__Task brief__
Extract each line of the data and write it out again exactly.
Record set start
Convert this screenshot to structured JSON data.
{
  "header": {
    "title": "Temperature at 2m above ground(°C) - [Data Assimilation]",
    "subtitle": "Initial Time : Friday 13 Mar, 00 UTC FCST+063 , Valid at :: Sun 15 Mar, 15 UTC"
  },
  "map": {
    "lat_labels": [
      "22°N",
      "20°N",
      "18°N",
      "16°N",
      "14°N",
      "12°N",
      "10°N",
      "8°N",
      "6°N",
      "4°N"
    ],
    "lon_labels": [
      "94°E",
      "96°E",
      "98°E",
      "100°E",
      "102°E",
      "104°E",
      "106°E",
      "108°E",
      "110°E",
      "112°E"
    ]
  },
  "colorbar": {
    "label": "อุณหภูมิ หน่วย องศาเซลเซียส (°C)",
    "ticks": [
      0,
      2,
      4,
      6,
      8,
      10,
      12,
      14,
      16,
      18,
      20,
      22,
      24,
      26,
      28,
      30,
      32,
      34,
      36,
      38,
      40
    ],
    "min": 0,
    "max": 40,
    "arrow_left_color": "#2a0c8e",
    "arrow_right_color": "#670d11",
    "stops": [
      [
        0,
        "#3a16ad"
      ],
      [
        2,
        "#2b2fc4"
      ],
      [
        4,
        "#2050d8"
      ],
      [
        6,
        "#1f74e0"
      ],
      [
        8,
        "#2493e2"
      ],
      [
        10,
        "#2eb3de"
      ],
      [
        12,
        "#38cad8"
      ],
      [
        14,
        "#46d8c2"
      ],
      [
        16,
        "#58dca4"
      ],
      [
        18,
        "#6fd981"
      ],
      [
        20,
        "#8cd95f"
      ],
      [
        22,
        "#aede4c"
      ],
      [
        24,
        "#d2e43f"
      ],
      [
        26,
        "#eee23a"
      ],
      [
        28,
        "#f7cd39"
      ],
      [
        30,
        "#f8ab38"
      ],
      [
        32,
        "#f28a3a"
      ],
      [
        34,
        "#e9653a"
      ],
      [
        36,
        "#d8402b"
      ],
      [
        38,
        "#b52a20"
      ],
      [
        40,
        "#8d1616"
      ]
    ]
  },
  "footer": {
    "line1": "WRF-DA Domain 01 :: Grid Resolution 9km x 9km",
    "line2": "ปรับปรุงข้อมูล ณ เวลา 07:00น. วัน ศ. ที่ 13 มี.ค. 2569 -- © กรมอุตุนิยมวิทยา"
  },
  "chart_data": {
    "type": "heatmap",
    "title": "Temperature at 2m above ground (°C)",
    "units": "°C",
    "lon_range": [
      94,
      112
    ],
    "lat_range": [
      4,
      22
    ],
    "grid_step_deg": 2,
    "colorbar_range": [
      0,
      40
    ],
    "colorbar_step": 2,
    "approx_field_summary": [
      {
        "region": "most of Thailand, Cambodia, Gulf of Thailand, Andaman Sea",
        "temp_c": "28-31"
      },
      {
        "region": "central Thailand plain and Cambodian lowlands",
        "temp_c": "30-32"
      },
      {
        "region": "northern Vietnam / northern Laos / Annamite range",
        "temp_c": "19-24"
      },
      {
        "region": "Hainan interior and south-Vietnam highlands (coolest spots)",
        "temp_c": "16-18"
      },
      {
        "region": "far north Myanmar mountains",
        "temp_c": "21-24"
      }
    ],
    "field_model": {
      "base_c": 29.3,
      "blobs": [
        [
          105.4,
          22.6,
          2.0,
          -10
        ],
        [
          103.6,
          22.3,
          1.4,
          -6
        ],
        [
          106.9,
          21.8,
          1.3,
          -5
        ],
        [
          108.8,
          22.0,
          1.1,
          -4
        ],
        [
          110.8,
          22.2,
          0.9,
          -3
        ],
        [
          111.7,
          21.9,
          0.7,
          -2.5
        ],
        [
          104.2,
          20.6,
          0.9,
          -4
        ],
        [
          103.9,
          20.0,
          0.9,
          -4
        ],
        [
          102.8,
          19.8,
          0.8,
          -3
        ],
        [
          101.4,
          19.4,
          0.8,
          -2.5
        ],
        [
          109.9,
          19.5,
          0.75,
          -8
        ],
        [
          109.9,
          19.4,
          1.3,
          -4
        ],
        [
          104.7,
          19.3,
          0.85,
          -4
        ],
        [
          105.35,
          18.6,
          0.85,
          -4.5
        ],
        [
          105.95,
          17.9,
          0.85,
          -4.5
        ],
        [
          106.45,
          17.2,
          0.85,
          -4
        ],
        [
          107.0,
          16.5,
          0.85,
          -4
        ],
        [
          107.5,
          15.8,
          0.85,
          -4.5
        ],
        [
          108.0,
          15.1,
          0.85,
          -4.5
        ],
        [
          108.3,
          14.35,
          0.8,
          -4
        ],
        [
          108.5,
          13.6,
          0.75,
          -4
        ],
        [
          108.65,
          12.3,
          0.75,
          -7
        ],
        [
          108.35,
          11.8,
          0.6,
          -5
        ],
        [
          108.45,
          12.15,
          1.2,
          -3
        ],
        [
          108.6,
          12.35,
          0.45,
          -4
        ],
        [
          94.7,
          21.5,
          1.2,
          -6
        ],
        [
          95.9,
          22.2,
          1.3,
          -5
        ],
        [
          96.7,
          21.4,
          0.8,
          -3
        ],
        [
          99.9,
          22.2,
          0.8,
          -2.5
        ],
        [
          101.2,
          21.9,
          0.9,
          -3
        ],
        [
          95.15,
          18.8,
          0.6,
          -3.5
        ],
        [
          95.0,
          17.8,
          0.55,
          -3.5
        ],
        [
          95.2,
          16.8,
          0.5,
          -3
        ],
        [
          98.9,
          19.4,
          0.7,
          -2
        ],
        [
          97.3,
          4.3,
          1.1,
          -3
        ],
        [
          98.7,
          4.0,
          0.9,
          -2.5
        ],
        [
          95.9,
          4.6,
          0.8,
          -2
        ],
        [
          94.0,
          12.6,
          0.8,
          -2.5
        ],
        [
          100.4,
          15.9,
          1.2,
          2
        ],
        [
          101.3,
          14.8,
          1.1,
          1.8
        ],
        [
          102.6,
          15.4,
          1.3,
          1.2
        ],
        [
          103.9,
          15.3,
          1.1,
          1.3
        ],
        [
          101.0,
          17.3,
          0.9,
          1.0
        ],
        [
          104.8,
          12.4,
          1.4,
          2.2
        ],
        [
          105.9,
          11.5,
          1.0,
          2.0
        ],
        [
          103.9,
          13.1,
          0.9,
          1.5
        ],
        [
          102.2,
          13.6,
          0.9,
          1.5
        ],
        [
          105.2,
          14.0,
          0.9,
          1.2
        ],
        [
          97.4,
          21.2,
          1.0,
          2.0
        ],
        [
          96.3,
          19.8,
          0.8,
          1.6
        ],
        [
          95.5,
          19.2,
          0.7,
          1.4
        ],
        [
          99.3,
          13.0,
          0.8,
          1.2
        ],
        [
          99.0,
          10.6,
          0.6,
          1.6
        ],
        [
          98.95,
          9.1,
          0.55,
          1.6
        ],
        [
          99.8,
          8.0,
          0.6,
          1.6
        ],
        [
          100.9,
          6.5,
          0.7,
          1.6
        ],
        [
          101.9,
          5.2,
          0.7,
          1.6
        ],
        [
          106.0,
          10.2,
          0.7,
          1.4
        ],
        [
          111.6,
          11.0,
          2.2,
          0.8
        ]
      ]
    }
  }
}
Record set end
__Expected answer__
Convert this screenshot to structured JSON data.
{
  "header": {
    "title": "Temperature at 2m above ground(°C) - [Data Assimilation]",
    "subtitle": "Initial Time : Friday 13 Mar, 00 UTC FCST+063 , Valid at :: Sun 15 Mar, 15 UTC"
  },
  "map": {
    "lat_labels": [
      "22°N",
      "20°N",
      "18°N",
      "16°N",
      "14°N",
      "12°N",
      "10°N",
      "8°N",
      "6°N",
      "4°N"
    ],
    "lon_labels": [
      "94°E",
      "96°E",
      "98°E",
      "100°E",
      "102°E",
      "104°E",
      "106°E",
      "108°E",
      "110°E",
      "112°E"
    ]
  },
  "colorbar": {
    "label": "อุณหภูมิ หน่วย องศาเซลเซียส (°C)",
    "ticks": [
      0,
      2,
      4,
      6,
      8,
      10,
      12,
      14,
      16,
      18,
      20,
      22,
      24,
      26,
      28,
      30,
      32,
      34,
      36,
      38,
      40
    ],
    "min": 0,
    "max": 40,
    "arrow_left_color": "#2a0c8e",
    "arrow_right_color": "#670d11",
    "stops": [
      [
        0,
        "#3a16ad"
      ],
      [
        2,
        "#2b2fc4"
      ],
      [
        4,
        "#2050d8"
      ],
      [
        6,
        "#1f74e0"
      ],
      [
        8,
        "#2493e2"
      ],
      [
        10,
        "#2eb3de"
      ],
      [
        12,
        "#38cad8"
      ],
      [
        14,
        "#46d8c2"
      ],
      [
        16,
        "#58dca4"
      ],
      [
        18,
        "#6fd981"
      ],
      [
        20,
        "#8cd95f"
      ],
      [
        22,
        "#aede4c"
      ],
      [
        24,
        "#d2e43f"
      ],
      [
        26,
        "#eee23a"
      ],
      [
        28,
        "#f7cd39"
      ],
      [
        30,
        "#f8ab38"
      ],
      [
        32,
        "#f28a3a"
      ],
      [
        34,
        "#e9653a"
      ],
      [
        36,
        "#d8402b"
      ],
      [
        38,
        "#b52a20"
      ],
      [
        40,
        "#8d1616"
      ]
    ]
  },
  "footer": {
    "line1": "WRF-DA Domain 01 :: Grid Resolution 9km x 9km",
    "line2": "ปรับปรุงข้อมูล ณ เวลา 07:00น. วัน ศ. ที่ 13 มี.ค. 2569 -- © กรมอุตุนิยมวิทยา"
  },
  "chart_data": {
    "type": "heatmap",
    "title": "Temperature at 2m above ground (°C)",
    "units": "°C",
    "lon_range": [
      94,
      112
    ],
    "lat_range": [
      4,
      22
    ],
    "grid_step_deg": 2,
    "colorbar_range": [
      0,
      40
    ],
    "colorbar_step": 2,
    "approx_field_summary": [
      {
        "region": "most of Thailand, Cambodia, Gulf of Thailand, Andaman Sea",
        "temp_c": "28-31"
      },
      {
        "region": "central Thailand plain and Cambodian lowlands",
        "temp_c": "30-32"
      },
      {
        "region": "northern Vietnam / northern Laos / Annamite range",
        "temp_c": "19-24"
      },
      {
        "region": "Hainan interior and south-Vietnam highlands (coolest spots)",
        "temp_c": "16-18"
      },
      {
        "region": "far north Myanmar mountains",
        "temp_c": "21-24"
      }
    ],
    "field_model": {
      "base_c": 29.3,
      "blobs": [
        [
          105.4,
          22.6,
          2.0,
          -10
        ],
        [
          103.6,
          22.3,
          1.4,
          -6
        ],
        [
          106.9,
          21.8,
          1.3,
          -5
        ],
        [
          108.8,
          22.0,
          1.1,
          -4
        ],
        [
          110.8,
          22.2,
          0.9,
          -3
        ],
        [
          111.7,
          21.9,
          0.7,
          -2.5
        ],
        [
          104.2,
          20.6,
          0.9,
          -4
        ],
        [
          103.9,
          20.0,
          0.9,
          -4
        ],
        [
          102.8,
          19.8,
          0.8,
          -3
        ],
        [
          101.4,
          19.4,
          0.8,
          -2.5
        ],
        [
          109.9,
          19.5,
          0.75,
          -8
        ],
        [
          109.9,
          19.4,
          1.3,
          -4
        ],
        [
          104.7,
          19.3,
          0.85,
          -4
        ],
        [
          105.35,
          18.6,
          0.85,
          -4.5
        ],
        [
          105.95,
          17.9,
          0.85,
          -4.5
        ],
        [
          106.45,
          17.2,
          0.85,
          -4
        ],
        [
          107.0,
          16.5,
          0.85,
          -4
        ],
        [
          107.5,
          15.8,
          0.85,
          -4.5
        ],
        [
          108.0,
          15.1,
          0.85,
          -4.5
        ],
        [
          108.3,
          14.35,
          0.8,
          -4
        ],
        [
          108.5,
          13.6,
          0.75,
          -4
        ],
        [
          108.65,
          12.3,
          0.75,
          -7
        ],
        [
          108.35,
          11.8,
          0.6,
          -5
        ],
        [
          108.45,
          12.15,
          1.2,
          -3
        ],
        [
          108.6,
          12.35,
          0.45,
          -4
        ],
        [
          94.7,
          21.5,
          1.2,
          -6
        ],
        [
          95.9,
          22.2,
          1.3,
          -5
        ],
        [
          96.7,
          21.4,
          0.8,
          -3
        ],
        [
          99.9,
          22.2,
          0.8,
          -2.5
        ],
        [
          101.2,
          21.9,
          0.9,
          -3
        ],
        [
          95.15,
          18.8,
          0.6,
          -3.5
        ],
        [
          95.0,
          17.8,
          0.55,
          -3.5
        ],
        [
          95.2,
          16.8,
          0.5,
          -3
        ],
        [
          98.9,
          19.4,
          0.7,
          -2
        ],
        [
          97.3,
          4.3,
          1.1,
          -3
        ],
        [
          98.7,
          4.0,
          0.9,
          -2.5
        ],
        [
          95.9,
          4.6,
          0.8,
          -2
        ],
        [
          94.0,
          12.6,
          0.8,
          -2.5
        ],
        [
          100.4,
          15.9,
          1.2,
          2
        ],
        [
          101.3,
          14.8,
          1.1,
          1.8
        ],
        [
          102.6,
          15.4,
          1.3,
          1.2
        ],
        [
          103.9,
          15.3,
          1.1,
          1.3
        ],
        [
          101.0,
          17.3,
          0.9,
          1.0
        ],
        [
          104.8,
          12.4,
          1.4,
          2.2
        ],
        [
          105.9,
          11.5,
          1.0,
          2.0
        ],
        [
          103.9,
          13.1,
          0.9,
          1.5
        ],
        [
          102.2,
          13.6,
          0.9,
          1.5
        ],
        [
          105.2,
          14.0,
          0.9,
          1.2
        ],
        [
          97.4,
          21.2,
          1.0,
          2.0
        ],
        [
          96.3,
          19.8,
          0.8,
          1.6
        ],
        [
          95.5,
          19.2,
          0.7,
          1.4
        ],
        [
          99.3,
          13.0,
          0.8,
          1.2
        ],
        [
          99.0,
          10.6,
          0.6,
          1.6
        ],
        [
          98.95,
          9.1,
          0.55,
          1.6
        ],
        [
          99.8,
          8.0,
          0.6,
          1.6
        ],
        [
          100.9,
          6.5,
          0.7,
          1.6
        ],
        [
          101.9,
          5.2,
          0.7,
          1.6
        ],
        [
          106.0,
          10.2,
          0.7,
          1.4
        ],
        [
          111.6,
          11.0,
          2.2,
          0.8
        ]
      ]
    }
  }
}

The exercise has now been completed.